-- Problem --
Each entry that follows is to be retyped exactly. Pictures do not belong in the copy.

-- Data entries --
*****

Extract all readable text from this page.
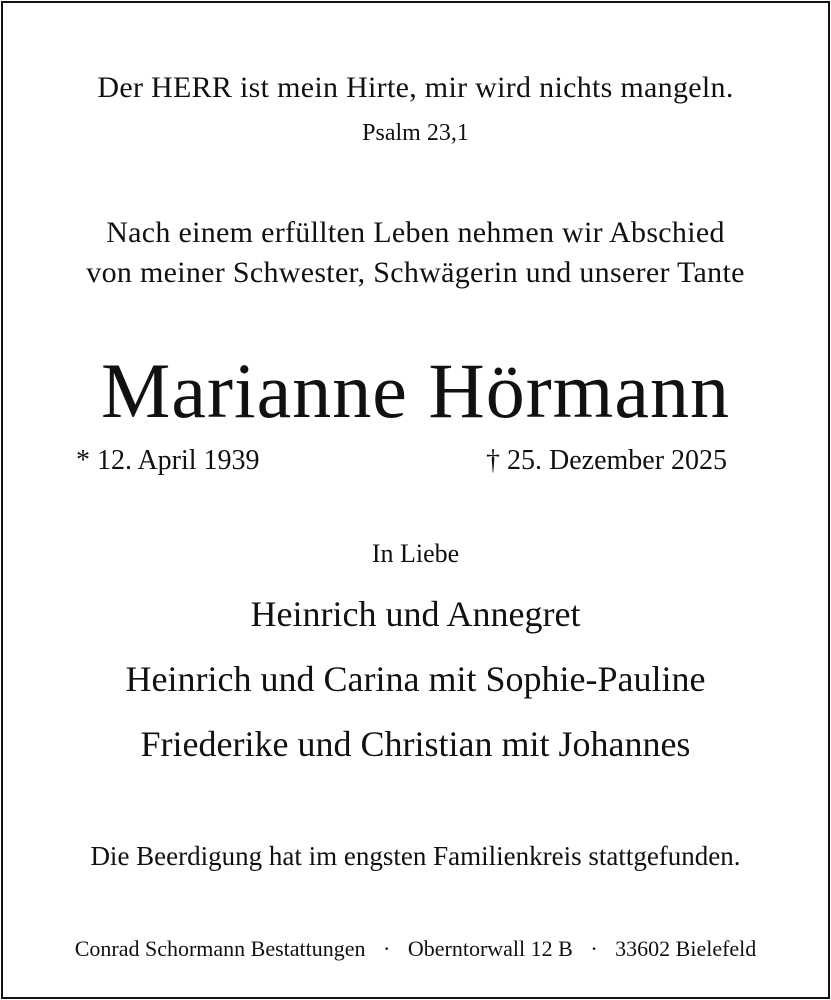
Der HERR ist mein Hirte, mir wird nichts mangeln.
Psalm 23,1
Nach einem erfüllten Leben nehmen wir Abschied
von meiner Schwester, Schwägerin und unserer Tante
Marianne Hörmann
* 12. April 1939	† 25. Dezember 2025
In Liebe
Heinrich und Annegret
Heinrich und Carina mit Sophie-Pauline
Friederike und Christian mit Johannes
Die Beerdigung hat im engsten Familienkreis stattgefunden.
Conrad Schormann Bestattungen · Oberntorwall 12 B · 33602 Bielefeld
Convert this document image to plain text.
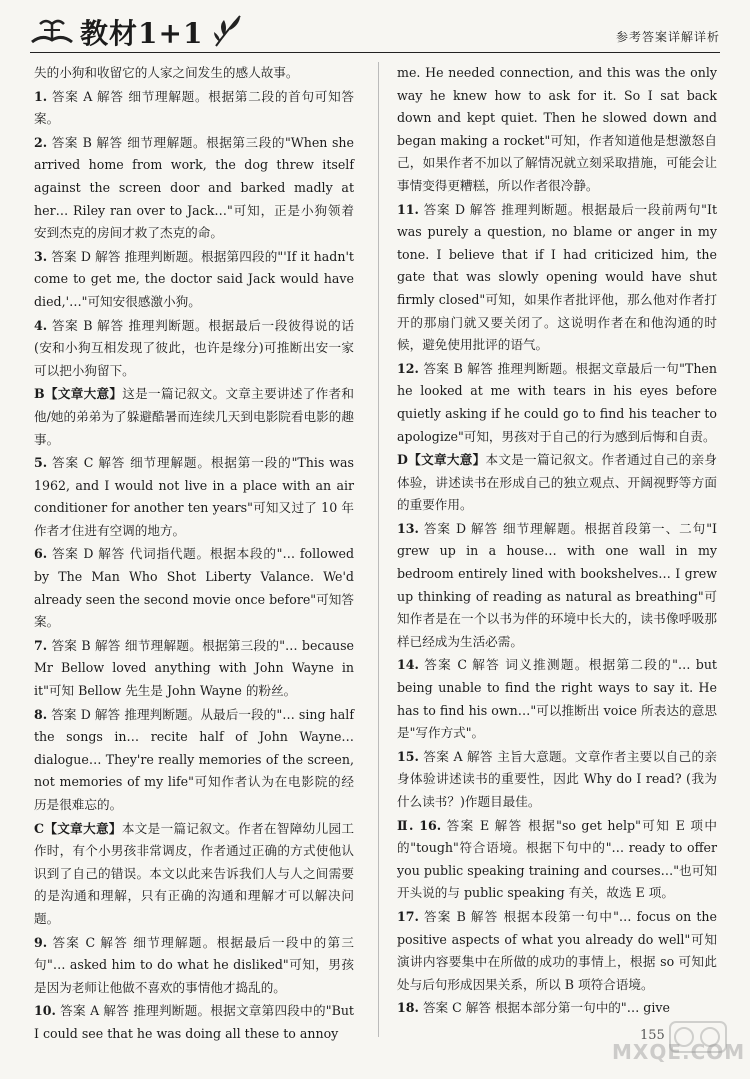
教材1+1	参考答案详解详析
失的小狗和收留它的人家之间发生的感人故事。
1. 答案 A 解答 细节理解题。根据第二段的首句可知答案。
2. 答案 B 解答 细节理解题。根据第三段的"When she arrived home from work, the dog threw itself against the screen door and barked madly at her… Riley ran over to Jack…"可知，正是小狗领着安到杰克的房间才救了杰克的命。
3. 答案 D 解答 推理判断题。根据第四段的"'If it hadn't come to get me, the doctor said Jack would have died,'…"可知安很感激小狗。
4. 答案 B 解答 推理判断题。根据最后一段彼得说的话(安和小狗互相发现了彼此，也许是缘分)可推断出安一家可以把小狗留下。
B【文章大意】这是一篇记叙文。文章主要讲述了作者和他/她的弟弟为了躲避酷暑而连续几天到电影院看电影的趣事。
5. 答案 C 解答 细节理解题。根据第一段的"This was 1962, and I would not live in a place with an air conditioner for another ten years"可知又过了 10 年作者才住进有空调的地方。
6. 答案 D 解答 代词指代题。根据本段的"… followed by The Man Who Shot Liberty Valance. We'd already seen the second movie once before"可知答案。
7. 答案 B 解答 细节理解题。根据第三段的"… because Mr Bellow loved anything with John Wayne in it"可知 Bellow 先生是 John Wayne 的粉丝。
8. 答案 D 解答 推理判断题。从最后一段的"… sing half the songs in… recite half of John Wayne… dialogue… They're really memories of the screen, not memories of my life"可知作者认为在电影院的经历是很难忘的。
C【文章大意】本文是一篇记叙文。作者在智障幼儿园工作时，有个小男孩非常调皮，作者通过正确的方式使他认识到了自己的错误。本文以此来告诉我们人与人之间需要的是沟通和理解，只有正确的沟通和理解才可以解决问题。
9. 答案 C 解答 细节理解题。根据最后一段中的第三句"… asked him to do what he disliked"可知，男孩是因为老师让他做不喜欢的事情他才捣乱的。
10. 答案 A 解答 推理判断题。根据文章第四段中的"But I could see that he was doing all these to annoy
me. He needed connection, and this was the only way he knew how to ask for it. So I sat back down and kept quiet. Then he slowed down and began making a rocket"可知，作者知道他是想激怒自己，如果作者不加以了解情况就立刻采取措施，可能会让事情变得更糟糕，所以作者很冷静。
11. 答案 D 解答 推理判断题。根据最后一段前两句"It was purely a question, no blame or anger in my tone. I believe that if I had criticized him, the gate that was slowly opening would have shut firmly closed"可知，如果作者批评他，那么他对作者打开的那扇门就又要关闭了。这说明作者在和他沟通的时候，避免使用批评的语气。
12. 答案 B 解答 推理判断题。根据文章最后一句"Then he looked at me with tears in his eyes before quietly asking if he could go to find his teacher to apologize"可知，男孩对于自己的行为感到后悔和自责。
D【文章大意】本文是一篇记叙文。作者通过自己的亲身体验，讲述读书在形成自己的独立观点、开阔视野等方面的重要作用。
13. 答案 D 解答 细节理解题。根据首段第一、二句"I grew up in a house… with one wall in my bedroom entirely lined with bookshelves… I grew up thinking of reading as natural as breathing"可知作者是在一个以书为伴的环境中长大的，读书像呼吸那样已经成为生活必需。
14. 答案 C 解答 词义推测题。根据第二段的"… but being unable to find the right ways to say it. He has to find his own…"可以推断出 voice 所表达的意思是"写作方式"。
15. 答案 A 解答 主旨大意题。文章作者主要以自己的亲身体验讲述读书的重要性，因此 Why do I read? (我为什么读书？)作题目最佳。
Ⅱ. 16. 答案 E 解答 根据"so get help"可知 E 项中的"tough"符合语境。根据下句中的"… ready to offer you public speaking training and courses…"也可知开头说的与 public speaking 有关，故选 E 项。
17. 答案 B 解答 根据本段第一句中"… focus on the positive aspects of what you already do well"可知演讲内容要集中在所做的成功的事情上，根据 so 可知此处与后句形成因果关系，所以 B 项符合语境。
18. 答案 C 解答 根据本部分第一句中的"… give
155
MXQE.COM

*****

-- Solution to the exercise --
Extract all readable text from this page.
Der HERR ist mein Hirte, mir wird nichts mangeln.
Psalm 23,1
Nach einem erfüllten Leben nehmen wir Abschied
von meiner Schwester, Schwägerin und unserer Tante
Marianne Hörmann
* 12. April 1939	† 25. Dezember 2025
In Liebe
Heinrich und Annegret
Heinrich und Carina mit Sophie-Pauline
Friederike und Christian mit Johannes
Die Beerdigung hat im engsten Familienkreis stattgefunden.
Conrad Schormann Bestattungen · Oberntorwall 12 B · 33602 Bielefeld
Convert this document image to plain text.
教材1+1	参考答案详解详析
失的小狗和收留它的人家之间发生的感人故事。
1. 答案 A 解答 细节理解题。根据第二段的首句可知答案。
2. 答案 B 解答 细节理解题。根据第三段的"When she arrived home from work, the dog threw itself against the screen door and barked madly at her… Riley ran over to Jack…"可知，正是小狗领着安到杰克的房间才救了杰克的命。
3. 答案 D 解答 推理判断题。根据第四段的"'If it hadn't come to get me, the doctor said Jack would have died,'…"可知安很感激小狗。
4. 答案 B 解答 推理判断题。根据最后一段彼得说的话(安和小狗互相发现了彼此，也许是缘分)可推断出安一家可以把小狗留下。
B【文章大意】这是一篇记叙文。文章主要讲述了作者和他/她的弟弟为了躲避酷暑而连续几天到电影院看电影的趣事。
5. 答案 C 解答 细节理解题。根据第一段的"This was 1962, and I would not live in a place with an air conditioner for another ten years"可知又过了 10 年作者才住进有空调的地方。
6. 答案 D 解答 代词指代题。根据本段的"… followed by The Man Who Shot Liberty Valance. We'd already seen the second movie once before"可知答案。
7. 答案 B 解答 细节理解题。根据第三段的"… because Mr Bellow loved anything with John Wayne in it"可知 Bellow 先生是 John Wayne 的粉丝。
8. 答案 D 解答 推理判断题。从最后一段的"… sing half the songs in… recite half of John Wayne… dialogue… They're really memories of the screen, not memories of my life"可知作者认为在电影院的经历是很难忘的。
C【文章大意】本文是一篇记叙文。作者在智障幼儿园工作时，有个小男孩非常调皮，作者通过正确的方式使他认识到了自己的错误。本文以此来告诉我们人与人之间需要的是沟通和理解，只有正确的沟通和理解才可以解决问题。
9. 答案 C 解答 细节理解题。根据最后一段中的第三句"… asked him to do what he disliked"可知，男孩是因为老师让他做不喜欢的事情他才捣乱的。
10. 答案 A 解答 推理判断题。根据文章第四段中的"But I could see that he was doing all these to annoy
me. He needed connection, and this was the only way he knew how to ask for it. So I sat back down and kept quiet. Then he slowed down and began making a rocket"可知，作者知道他是想激怒自己，如果作者不加以了解情况就立刻采取措施，可能会让事情变得更糟糕，所以作者很冷静。
11. 答案 D 解答 推理判断题。根据最后一段前两句"It was purely a question, no blame or anger in my tone. I believe that if I had criticized him, the gate that was slowly opening would have shut firmly closed"可知，如果作者批评他，那么他对作者打开的那扇门就又要关闭了。这说明作者在和他沟通的时候，避免使用批评的语气。
12. 答案 B 解答 推理判断题。根据文章最后一句"Then he looked at me with tears in his eyes before quietly asking if he could go to find his teacher to apologize"可知，男孩对于自己的行为感到后悔和自责。
D【文章大意】本文是一篇记叙文。作者通过自己的亲身体验，讲述读书在形成自己的独立观点、开阔视野等方面的重要作用。
13. 答案 D 解答 细节理解题。根据首段第一、二句"I grew up in a house… with one wall in my bedroom entirely lined with bookshelves… I grew up thinking of reading as natural as breathing"可知作者是在一个以书为伴的环境中长大的，读书像呼吸那样已经成为生活必需。
14. 答案 C 解答 词义推测题。根据第二段的"… but being unable to find the right ways to say it. He has to find his own…"可以推断出 voice 所表达的意思是"写作方式"。
15. 答案 A 解答 主旨大意题。文章作者主要以自己的亲身体验讲述读书的重要性，因此 Why do I read? (我为什么读书？)作题目最佳。
Ⅱ. 16. 答案 E 解答 根据"so get help"可知 E 项中的"tough"符合语境。根据下句中的"… ready to offer you public speaking training and courses…"也可知开头说的与 public speaking 有关，故选 E 项。
17. 答案 B 解答 根据本段第一句中"… focus on the positive aspects of what you already do well"可知演讲内容要集中在所做的成功的事情上，根据 so 可知此处与后句形成因果关系，所以 B 项符合语境。
18. 答案 C 解答 根据本部分第一句中的"… give
155
MXQE.COM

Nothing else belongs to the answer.